### [AIM OF THE EXERCISE]
Extract the complete listing and repeat it word for word.

[BEGIN DATA TO USE]

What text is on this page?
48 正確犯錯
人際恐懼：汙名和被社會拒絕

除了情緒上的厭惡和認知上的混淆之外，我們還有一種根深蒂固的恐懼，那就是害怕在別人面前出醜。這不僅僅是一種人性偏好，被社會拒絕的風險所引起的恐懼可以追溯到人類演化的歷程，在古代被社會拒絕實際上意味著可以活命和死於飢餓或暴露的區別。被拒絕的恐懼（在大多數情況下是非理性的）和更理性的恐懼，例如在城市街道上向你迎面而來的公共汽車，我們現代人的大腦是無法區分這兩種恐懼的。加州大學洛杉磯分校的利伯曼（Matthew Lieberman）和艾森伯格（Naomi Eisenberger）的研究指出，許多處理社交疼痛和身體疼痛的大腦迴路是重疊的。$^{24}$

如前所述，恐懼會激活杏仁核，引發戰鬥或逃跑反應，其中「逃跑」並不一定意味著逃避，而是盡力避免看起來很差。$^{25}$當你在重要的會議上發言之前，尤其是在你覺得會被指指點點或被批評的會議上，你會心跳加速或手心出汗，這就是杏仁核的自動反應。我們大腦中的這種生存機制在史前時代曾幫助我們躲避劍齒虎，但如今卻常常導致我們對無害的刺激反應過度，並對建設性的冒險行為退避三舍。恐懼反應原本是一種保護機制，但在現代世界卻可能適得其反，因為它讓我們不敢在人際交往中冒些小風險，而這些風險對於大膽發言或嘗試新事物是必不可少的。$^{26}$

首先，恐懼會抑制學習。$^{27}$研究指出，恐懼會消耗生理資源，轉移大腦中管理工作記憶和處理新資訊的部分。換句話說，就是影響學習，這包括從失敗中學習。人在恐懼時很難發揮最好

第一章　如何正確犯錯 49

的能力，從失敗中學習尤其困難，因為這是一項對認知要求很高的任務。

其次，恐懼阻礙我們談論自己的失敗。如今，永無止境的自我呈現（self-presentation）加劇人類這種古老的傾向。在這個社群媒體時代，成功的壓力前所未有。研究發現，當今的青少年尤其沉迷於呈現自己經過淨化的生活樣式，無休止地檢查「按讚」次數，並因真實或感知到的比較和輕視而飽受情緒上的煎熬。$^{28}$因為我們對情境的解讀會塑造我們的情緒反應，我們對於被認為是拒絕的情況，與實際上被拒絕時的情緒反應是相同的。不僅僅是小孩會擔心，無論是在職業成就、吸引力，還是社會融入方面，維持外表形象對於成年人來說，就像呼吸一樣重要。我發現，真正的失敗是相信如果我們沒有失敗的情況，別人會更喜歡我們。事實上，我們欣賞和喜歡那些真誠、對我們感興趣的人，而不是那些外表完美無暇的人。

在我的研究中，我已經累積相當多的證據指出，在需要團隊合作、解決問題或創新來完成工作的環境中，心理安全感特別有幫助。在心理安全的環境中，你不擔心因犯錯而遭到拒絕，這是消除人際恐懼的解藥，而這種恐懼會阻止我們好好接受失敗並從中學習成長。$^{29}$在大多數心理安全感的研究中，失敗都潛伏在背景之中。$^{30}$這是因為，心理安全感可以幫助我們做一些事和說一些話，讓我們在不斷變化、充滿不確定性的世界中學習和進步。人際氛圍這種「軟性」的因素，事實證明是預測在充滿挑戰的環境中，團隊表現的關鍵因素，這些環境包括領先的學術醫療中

[END DATA TO USE]

### [WRITTEN SOLUTION]
What text is on this page?
48 正確犯錯
人際恐懼：汙名和被社會拒絕

除了情緒上的厭惡和認知上的混淆之外，我們還有一種根深蒂固的恐懼，那就是害怕在別人面前出醜。這不僅僅是一種人性偏好，被社會拒絕的風險所引起的恐懼可以追溯到人類演化的歷程，在古代被社會拒絕實際上意味著可以活命和死於飢餓或暴露的區別。被拒絕的恐懼（在大多數情況下是非理性的）和更理性的恐懼，例如在城市街道上向你迎面而來的公共汽車，我們現代人的大腦是無法區分這兩種恐懼的。加州大學洛杉磯分校的利伯曼（Matthew Lieberman）和艾森伯格（Naomi Eisenberger）的研究指出，許多處理社交疼痛和身體疼痛的大腦迴路是重疊的。$^{24}$

如前所述，恐懼會激活杏仁核，引發戰鬥或逃跑反應，其中「逃跑」並不一定意味著逃避，而是盡力避免看起來很差。$^{25}$當你在重要的會議上發言之前，尤其是在你覺得會被指指點點或被批評的會議上，你會心跳加速或手心出汗，這就是杏仁核的自動反應。我們大腦中的這種生存機制在史前時代曾幫助我們躲避劍齒虎，但如今卻常常導致我們對無害的刺激反應過度，並對建設性的冒險行為退避三舍。恐懼反應原本是一種保護機制，但在現代世界卻可能適得其反，因為它讓我們不敢在人際交往中冒些小風險，而這些風險對於大膽發言或嘗試新事物是必不可少的。$^{26}$

首先，恐懼會抑制學習。$^{27}$研究指出，恐懼會消耗生理資源，轉移大腦中管理工作記憶和處理新資訊的部分。換句話說，就是影響學習，這包括從失敗中學習。人在恐懼時很難發揮最好

第一章　如何正確犯錯 49

的能力，從失敗中學習尤其困難，因為這是一項對認知要求很高的任務。

其次，恐懼阻礙我們談論自己的失敗。如今，永無止境的自我呈現（self-presentation）加劇人類這種古老的傾向。在這個社群媒體時代，成功的壓力前所未有。研究發現，當今的青少年尤其沉迷於呈現自己經過淨化的生活樣式，無休止地檢查「按讚」次數，並因真實或感知到的比較和輕視而飽受情緒上的煎熬。$^{28}$因為我們對情境的解讀會塑造我們的情緒反應，我們對於被認為是拒絕的情況，與實際上被拒絕時的情緒反應是相同的。不僅僅是小孩會擔心，無論是在職業成就、吸引力，還是社會融入方面，維持外表形象對於成年人來說，就像呼吸一樣重要。我發現，真正的失敗是相信如果我們沒有失敗的情況，別人會更喜歡我們。事實上，我們欣賞和喜歡那些真誠、對我們感興趣的人，而不是那些外表完美無暇的人。

在我的研究中，我已經累積相當多的證據指出，在需要團隊合作、解決問題或創新來完成工作的環境中，心理安全感特別有幫助。在心理安全的環境中，你不擔心因犯錯而遭到拒絕，這是消除人際恐懼的解藥，而這種恐懼會阻止我們好好接受失敗並從中學習成長。$^{29}$在大多數心理安全感的研究中，失敗都潛伏在背景之中。$^{30}$這是因為，心理安全感可以幫助我們做一些事和說一些話，讓我們在不斷變化、充滿不確定性的世界中學習和進步。人際氛圍這種「軟性」的因素，事實證明是預測在充滿挑戰的環境中，團隊表現的關鍵因素，這些環境包括領先的學術醫療中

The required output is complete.